→ **EXERCISE**:
Repeat all entries exactly.

→ **DATA EXTRACT**:
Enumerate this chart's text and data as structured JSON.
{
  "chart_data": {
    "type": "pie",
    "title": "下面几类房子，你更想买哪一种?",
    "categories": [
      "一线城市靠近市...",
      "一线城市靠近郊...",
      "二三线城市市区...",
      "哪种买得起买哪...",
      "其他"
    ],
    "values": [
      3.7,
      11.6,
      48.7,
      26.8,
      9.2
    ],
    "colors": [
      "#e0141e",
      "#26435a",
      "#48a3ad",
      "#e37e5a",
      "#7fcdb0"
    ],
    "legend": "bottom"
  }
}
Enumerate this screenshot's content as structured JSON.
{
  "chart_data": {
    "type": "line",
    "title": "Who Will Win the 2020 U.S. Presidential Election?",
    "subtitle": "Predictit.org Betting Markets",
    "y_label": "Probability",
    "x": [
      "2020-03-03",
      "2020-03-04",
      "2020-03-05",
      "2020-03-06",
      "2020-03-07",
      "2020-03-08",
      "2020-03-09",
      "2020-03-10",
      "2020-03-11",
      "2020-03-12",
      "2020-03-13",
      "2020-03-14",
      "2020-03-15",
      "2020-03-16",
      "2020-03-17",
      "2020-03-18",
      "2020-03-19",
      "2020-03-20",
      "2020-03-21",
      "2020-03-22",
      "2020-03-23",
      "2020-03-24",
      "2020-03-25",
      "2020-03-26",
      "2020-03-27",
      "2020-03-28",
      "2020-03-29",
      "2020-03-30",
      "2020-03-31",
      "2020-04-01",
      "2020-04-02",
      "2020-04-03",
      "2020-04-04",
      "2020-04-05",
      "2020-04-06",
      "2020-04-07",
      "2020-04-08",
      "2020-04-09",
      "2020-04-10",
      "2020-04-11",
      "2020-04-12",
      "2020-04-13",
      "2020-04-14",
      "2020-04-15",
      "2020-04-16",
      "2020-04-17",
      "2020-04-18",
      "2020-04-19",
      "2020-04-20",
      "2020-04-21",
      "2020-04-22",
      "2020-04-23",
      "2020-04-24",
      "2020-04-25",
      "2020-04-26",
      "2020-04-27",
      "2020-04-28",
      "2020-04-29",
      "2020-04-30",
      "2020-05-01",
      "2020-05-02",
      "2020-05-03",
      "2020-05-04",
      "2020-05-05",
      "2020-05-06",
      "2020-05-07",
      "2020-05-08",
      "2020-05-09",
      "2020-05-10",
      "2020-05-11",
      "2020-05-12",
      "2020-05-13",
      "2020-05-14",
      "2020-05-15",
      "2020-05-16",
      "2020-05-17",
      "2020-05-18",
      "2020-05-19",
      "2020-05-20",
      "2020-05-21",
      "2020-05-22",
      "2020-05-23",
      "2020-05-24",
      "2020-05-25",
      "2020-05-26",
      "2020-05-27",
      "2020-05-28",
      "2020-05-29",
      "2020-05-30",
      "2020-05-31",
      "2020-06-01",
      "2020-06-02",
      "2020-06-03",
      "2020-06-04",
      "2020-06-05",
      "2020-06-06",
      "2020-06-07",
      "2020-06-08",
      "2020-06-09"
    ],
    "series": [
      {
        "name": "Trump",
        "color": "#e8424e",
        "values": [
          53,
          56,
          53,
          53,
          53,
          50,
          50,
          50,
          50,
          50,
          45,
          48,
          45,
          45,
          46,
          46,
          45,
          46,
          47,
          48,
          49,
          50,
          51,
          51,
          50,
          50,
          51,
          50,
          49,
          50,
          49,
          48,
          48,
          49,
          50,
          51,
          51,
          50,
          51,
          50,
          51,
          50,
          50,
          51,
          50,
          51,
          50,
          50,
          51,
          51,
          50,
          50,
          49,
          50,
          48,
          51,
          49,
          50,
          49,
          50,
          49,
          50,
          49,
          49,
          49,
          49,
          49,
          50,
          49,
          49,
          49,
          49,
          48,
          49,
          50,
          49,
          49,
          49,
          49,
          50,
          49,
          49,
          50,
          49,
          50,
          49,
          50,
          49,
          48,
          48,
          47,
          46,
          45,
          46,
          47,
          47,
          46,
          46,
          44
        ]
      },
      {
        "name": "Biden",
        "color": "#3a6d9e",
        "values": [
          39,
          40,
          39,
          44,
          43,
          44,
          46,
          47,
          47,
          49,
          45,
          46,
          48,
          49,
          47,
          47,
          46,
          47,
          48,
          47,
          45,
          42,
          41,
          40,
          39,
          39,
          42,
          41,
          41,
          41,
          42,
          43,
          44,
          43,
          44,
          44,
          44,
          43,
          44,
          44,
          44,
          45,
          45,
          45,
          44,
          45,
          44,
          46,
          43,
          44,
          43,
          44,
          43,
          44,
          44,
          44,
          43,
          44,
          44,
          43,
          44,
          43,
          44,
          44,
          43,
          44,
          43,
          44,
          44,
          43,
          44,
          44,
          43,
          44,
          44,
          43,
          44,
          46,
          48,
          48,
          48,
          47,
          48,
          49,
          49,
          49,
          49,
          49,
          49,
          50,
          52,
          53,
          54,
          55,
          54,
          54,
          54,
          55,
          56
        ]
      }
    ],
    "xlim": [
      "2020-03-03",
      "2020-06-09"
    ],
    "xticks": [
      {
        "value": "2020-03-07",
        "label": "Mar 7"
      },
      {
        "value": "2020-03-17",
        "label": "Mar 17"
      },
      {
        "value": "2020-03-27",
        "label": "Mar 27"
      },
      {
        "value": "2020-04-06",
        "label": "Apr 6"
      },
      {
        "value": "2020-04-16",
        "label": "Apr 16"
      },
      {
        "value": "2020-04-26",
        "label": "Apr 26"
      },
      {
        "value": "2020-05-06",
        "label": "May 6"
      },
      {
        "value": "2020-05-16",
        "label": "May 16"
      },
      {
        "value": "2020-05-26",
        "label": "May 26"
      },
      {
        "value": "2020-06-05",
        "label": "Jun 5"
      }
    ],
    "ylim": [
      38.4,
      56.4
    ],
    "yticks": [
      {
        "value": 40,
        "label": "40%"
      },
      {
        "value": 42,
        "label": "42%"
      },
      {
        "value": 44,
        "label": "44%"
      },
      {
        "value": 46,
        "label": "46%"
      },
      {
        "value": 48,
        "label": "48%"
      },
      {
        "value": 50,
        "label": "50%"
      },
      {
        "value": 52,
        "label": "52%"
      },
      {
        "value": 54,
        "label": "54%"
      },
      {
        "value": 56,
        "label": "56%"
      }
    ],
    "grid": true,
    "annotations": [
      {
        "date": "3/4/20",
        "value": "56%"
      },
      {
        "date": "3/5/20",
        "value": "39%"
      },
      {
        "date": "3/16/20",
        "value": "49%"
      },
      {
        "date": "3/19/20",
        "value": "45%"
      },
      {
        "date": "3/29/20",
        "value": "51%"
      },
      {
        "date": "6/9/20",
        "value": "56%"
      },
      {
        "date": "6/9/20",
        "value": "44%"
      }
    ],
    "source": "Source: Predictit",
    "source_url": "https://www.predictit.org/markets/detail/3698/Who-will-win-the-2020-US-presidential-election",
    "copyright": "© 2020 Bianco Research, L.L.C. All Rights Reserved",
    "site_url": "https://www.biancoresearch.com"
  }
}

→ **FULL SOLUTION**:
Enumerate this chart's text and data as structured JSON.
{
  "chart_data": {
    "type": "pie",
    "title": "下面几类房子，你更想买哪一种?",
    "categories": [
      "一线城市靠近市...",
      "一线城市靠近郊...",
      "二三线城市市区...",
      "哪种买得起买哪...",
      "其他"
    ],
    "values": [
      3.7,
      11.6,
      48.7,
      26.8,
      9.2
    ],
    "colors": [
      "#e0141e",
      "#26435a",
      "#48a3ad",
      "#e37e5a",
      "#7fcdb0"
    ],
    "legend": "bottom"
  }
}
Enumerate this screenshot's content as structured JSON.
{
  "chart_data": {
    "type": "line",
    "title": "Who Will Win the 2020 U.S. Presidential Election?",
    "subtitle": "Predictit.org Betting Markets",
    "y_label": "Probability",
    "x": [
      "2020-03-03",
      "2020-03-04",
      "2020-03-05",
      "2020-03-06",
      "2020-03-07",
      "2020-03-08",
      "2020-03-09",
      "2020-03-10",
      "2020-03-11",
      "2020-03-12",
      "2020-03-13",
      "2020-03-14",
      "2020-03-15",
      "2020-03-16",
      "2020-03-17",
      "2020-03-18",
      "2020-03-19",
      "2020-03-20",
      "2020-03-21",
      "2020-03-22",
      "2020-03-23",
      "2020-03-24",
      "2020-03-25",
      "2020-03-26",
      "2020-03-27",
      "2020-03-28",
      "2020-03-29",
      "2020-03-30",
      "2020-03-31",
      "2020-04-01",
      "2020-04-02",
      "2020-04-03",
      "2020-04-04",
      "2020-04-05",
      "2020-04-06",
      "2020-04-07",
      "2020-04-08",
      "2020-04-09",
      "2020-04-10",
      "2020-04-11",
      "2020-04-12",
      "2020-04-13",
      "2020-04-14",
      "2020-04-15",
      "2020-04-16",
      "2020-04-17",
      "2020-04-18",
      "2020-04-19",
      "2020-04-20",
      "2020-04-21",
      "2020-04-22",
      "2020-04-23",
      "2020-04-24",
      "2020-04-25",
      "2020-04-26",
      "2020-04-27",
      "2020-04-28",
      "2020-04-29",
      "2020-04-30",
      "2020-05-01",
      "2020-05-02",
      "2020-05-03",
      "2020-05-04",
      "2020-05-05",
      "2020-05-06",
      "2020-05-07",
      "2020-05-08",
      "2020-05-09",
      "2020-05-10",
      "2020-05-11",
      "2020-05-12",
      "2020-05-13",
      "2020-05-14",
      "2020-05-15",
      "2020-05-16",
      "2020-05-17",
      "2020-05-18",
      "2020-05-19",
      "2020-05-20",
      "2020-05-21",
      "2020-05-22",
      "2020-05-23",
      "2020-05-24",
      "2020-05-25",
      "2020-05-26",
      "2020-05-27",
      "2020-05-28",
      "2020-05-29",
      "2020-05-30",
      "2020-05-31",
      "2020-06-01",
      "2020-06-02",
      "2020-06-03",
      "2020-06-04",
      "2020-06-05",
      "2020-06-06",
      "2020-06-07",
      "2020-06-08",
      "2020-06-09"
    ],
    "series": [
      {
        "name": "Trump",
        "color": "#e8424e",
        "values": [
          53,
          56,
          53,
          53,
          53,
          50,
          50,
          50,
          50,
          50,
          45,
          48,
          45,
          45,
          46,
          46,
          45,
          46,
          47,
          48,
          49,
          50,
          51,
          51,
          50,
          50,
          51,
          50,
          49,
          50,
          49,
          48,
          48,
          49,
          50,
          51,
          51,
          50,
          51,
          50,
          51,
          50,
          50,
          51,
          50,
          51,
          50,
          50,
          51,
          51,
          50,
          50,
          49,
          50,
          48,
          51,
          49,
          50,
          49,
          50,
          49,
          50,
          49,
          49,
          49,
          49,
          49,
          50,
          49,
          49,
          49,
          49,
          48,
          49,
          50,
          49,
          49,
          49,
          49,
          50,
          49,
          49,
          50,
          49,
          50,
          49,
          50,
          49,
          48,
          48,
          47,
          46,
          45,
          46,
          47,
          47,
          46,
          46,
          44
        ]
      },
      {
        "name": "Biden",
        "color": "#3a6d9e",
        "values": [
          39,
          40,
          39,
          44,
          43,
          44,
          46,
          47,
          47,
          49,
          45,
          46,
          48,
          49,
          47,
          47,
          46,
          47,
          48,
          47,
          45,
          42,
          41,
          40,
          39,
          39,
          42,
          41,
          41,
          41,
          42,
          43,
          44,
          43,
          44,
          44,
          44,
          43,
          44,
          44,
          44,
          45,
          45,
          45,
          44,
          45,
          44,
          46,
          43,
          44,
          43,
          44,
          43,
          44,
          44,
          44,
          43,
          44,
          44,
          43,
          44,
          43,
          44,
          44,
          43,
          44,
          43,
          44,
          44,
          43,
          44,
          44,
          43,
          44,
          44,
          43,
          44,
          46,
          48,
          48,
          48,
          47,
          48,
          49,
          49,
          49,
          49,
          49,
          49,
          50,
          52,
          53,
          54,
          55,
          54,
          54,
          54,
          55,
          56
        ]
      }
    ],
    "xlim": [
      "2020-03-03",
      "2020-06-09"
    ],
    "xticks": [
      {
        "value": "2020-03-07",
        "label": "Mar 7"
      },
      {
        "value": "2020-03-17",
        "label": "Mar 17"
      },
      {
        "value": "2020-03-27",
        "label": "Mar 27"
      },
      {
        "value": "2020-04-06",
        "label": "Apr 6"
      },
      {
        "value": "2020-04-16",
        "label": "Apr 16"
      },
      {
        "value": "2020-04-26",
        "label": "Apr 26"
      },
      {
        "value": "2020-05-06",
        "label": "May 6"
      },
      {
        "value": "2020-05-16",
        "label": "May 16"
      },
      {
        "value": "2020-05-26",
        "label": "May 26"
      },
      {
        "value": "2020-06-05",
        "label": "Jun 5"
      }
    ],
    "ylim": [
      38.4,
      56.4
    ],
    "yticks": [
      {
        "value": 40,
        "label": "40%"
      },
      {
        "value": 42,
        "label": "42%"
      },
      {
        "value": 44,
        "label": "44%"
      },
      {
        "value": 46,
        "label": "46%"
      },
      {
        "value": 48,
        "label": "48%"
      },
      {
        "value": 50,
        "label": "50%"
      },
      {
        "value": 52,
        "label": "52%"
      },
      {
        "value": 54,
        "label": "54%"
      },
      {
        "value": 56,
        "label": "56%"
      }
    ],
    "grid": true,
    "annotations": [
      {
        "date": "3/4/20",
        "value": "56%"
      },
      {
        "date": "3/5/20",
        "value": "39%"
      },
      {
        "date": "3/16/20",
        "value": "49%"
      },
      {
        "date": "3/19/20",
        "value": "45%"
      },
      {
        "date": "3/29/20",
        "value": "51%"
      },
      {
        "date": "6/9/20",
        "value": "56%"
      },
      {
        "date": "6/9/20",
        "value": "44%"
      }
    ],
    "source": "Source: Predictit",
    "source_url": "https://www.predictit.org/markets/detail/3698/Who-will-win-the-2020-US-presidential-election",
    "copyright": "© 2020 Bianco Research, L.L.C. All Rights Reserved",
    "site_url": "https://www.biancoresearch.com"
  }
}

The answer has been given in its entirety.